Pick out all lines of the entries that include the word "Армии" and copy them.

-- Extracted records start --

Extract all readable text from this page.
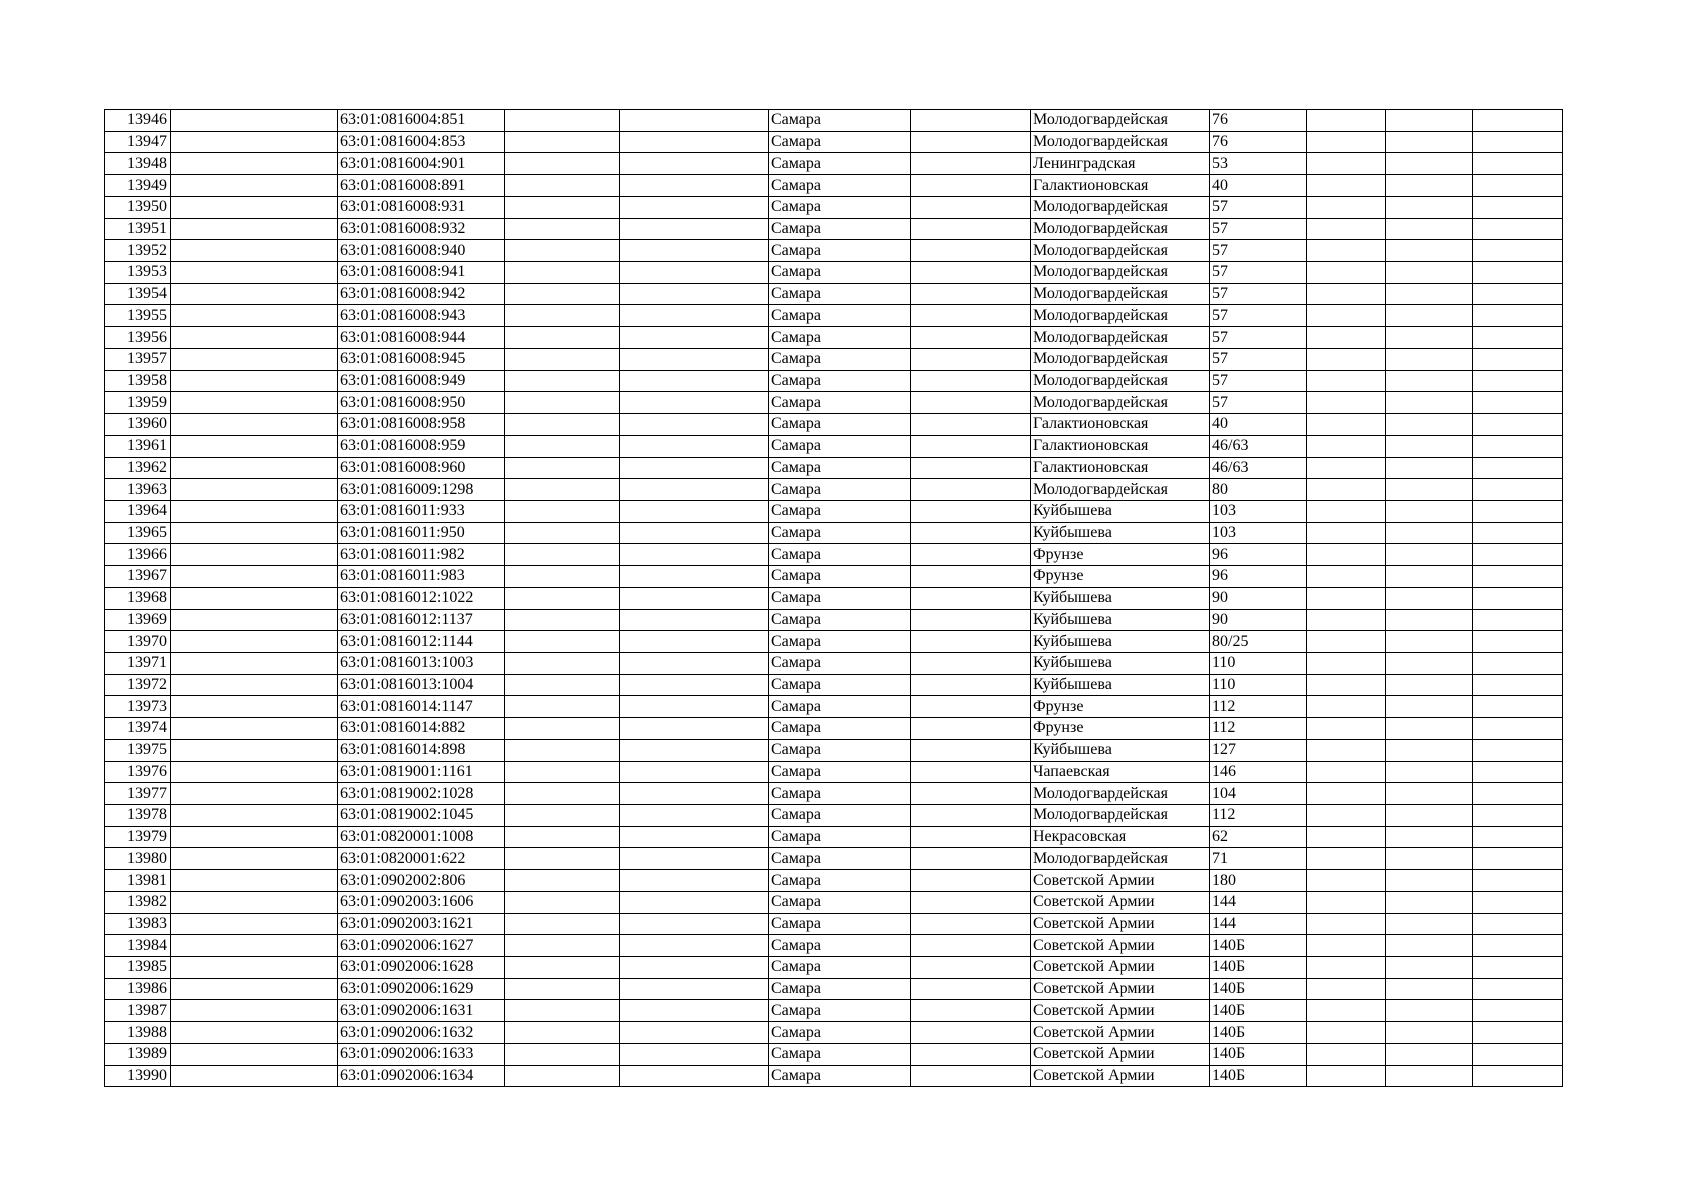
13946		63:01:0816004:851			Самара		Молодогвардейская	76			
13947		63:01:0816004:853			Самара		Молодогвардейская	76			
13948		63:01:0816004:901			Самара		Ленинградская	53			
13949		63:01:0816008:891			Самара		Галактионовская	40			
13950		63:01:0816008:931			Самара		Молодогвардейская	57			
13951		63:01:0816008:932			Самара		Молодогвардейская	57			
13952		63:01:0816008:940			Самара		Молодогвардейская	57			
13953		63:01:0816008:941			Самара		Молодогвардейская	57			
13954		63:01:0816008:942			Самара		Молодогвардейская	57			
13955		63:01:0816008:943			Самара		Молодогвардейская	57			
13956		63:01:0816008:944			Самара		Молодогвардейская	57			
13957		63:01:0816008:945			Самара		Молодогвардейская	57			
13958		63:01:0816008:949			Самара		Молодогвардейская	57			
13959		63:01:0816008:950			Самара		Молодогвардейская	57			
13960		63:01:0816008:958			Самара		Галактионовская	40			
13961		63:01:0816008:959			Самара		Галактионовская	46/63			
13962		63:01:0816008:960			Самара		Галактионовская	46/63			
13963		63:01:0816009:1298			Самара		Молодогвардейская	80			
13964		63:01:0816011:933			Самара		Куйбышева	103			
13965		63:01:0816011:950			Самара		Куйбышева	103			
13966		63:01:0816011:982			Самара		Фрунзе	96			
13967		63:01:0816011:983			Самара		Фрунзе	96			
13968		63:01:0816012:1022			Самара		Куйбышева	90			
13969		63:01:0816012:1137			Самара		Куйбышева	90			
13970		63:01:0816012:1144			Самара		Куйбышева	80/25			
13971		63:01:0816013:1003			Самара		Куйбышева	110			
13972		63:01:0816013:1004			Самара		Куйбышева	110			
13973		63:01:0816014:1147			Самара		Фрунзе	112			
13974		63:01:0816014:882			Самара		Фрунзе	112			
13975		63:01:0816014:898			Самара		Куйбышева	127			
13976		63:01:0819001:1161			Самара		Чапаевская	146			
13977		63:01:0819002:1028			Самара		Молодогвардейская	104			
13978		63:01:0819002:1045			Самара		Молодогвардейская	112			
13979		63:01:0820001:1008			Самара		Некрасовская	62			
13980		63:01:0820001:622			Самара		Молодогвардейская	71			
13981		63:01:0902002:806			Самара		Советской Армии	180			
13982		63:01:0902003:1606			Самара		Советской Армии	144			
13983		63:01:0902003:1621			Самара		Советской Армии	144			
13984		63:01:0902006:1627			Самара		Советской Армии	140Б			
13985		63:01:0902006:1628			Самара		Советской Армии	140Б			
13986		63:01:0902006:1629			Самара		Советской Армии	140Б			
13987		63:01:0902006:1631			Самара		Советской Армии	140Б			
13988		63:01:0902006:1632			Самара		Советской Армии	140Б			
13989		63:01:0902006:1633			Самара		Советской Армии	140Б			
13990		63:01:0902006:1634			Самара		Советской Армии	140Б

-- Extracted records end --

> **The reply**:
13981		63:01:0902002:806			Самара		Советской Армии	180			
13982		63:01:0902003:1606			Самара		Советской Армии	144			
13983		63:01:0902003:1621			Самара		Советской Армии	144			
13984		63:01:0902006:1627			Самара		Советской Армии	140Б			
13985		63:01:0902006:1628			Самара		Советской Армии	140Б			
13986		63:01:0902006:1629			Самара		Советской Армии	140Б			
13987		63:01:0902006:1631			Самара		Советской Армии	140Б			
13988		63:01:0902006:1632			Самара		Советской Армии	140Б			
13989		63:01:0902006:1633			Самара		Советской Армии	140Б			
13990		63:01:0902006:1634			Самара		Советской Армии	140Б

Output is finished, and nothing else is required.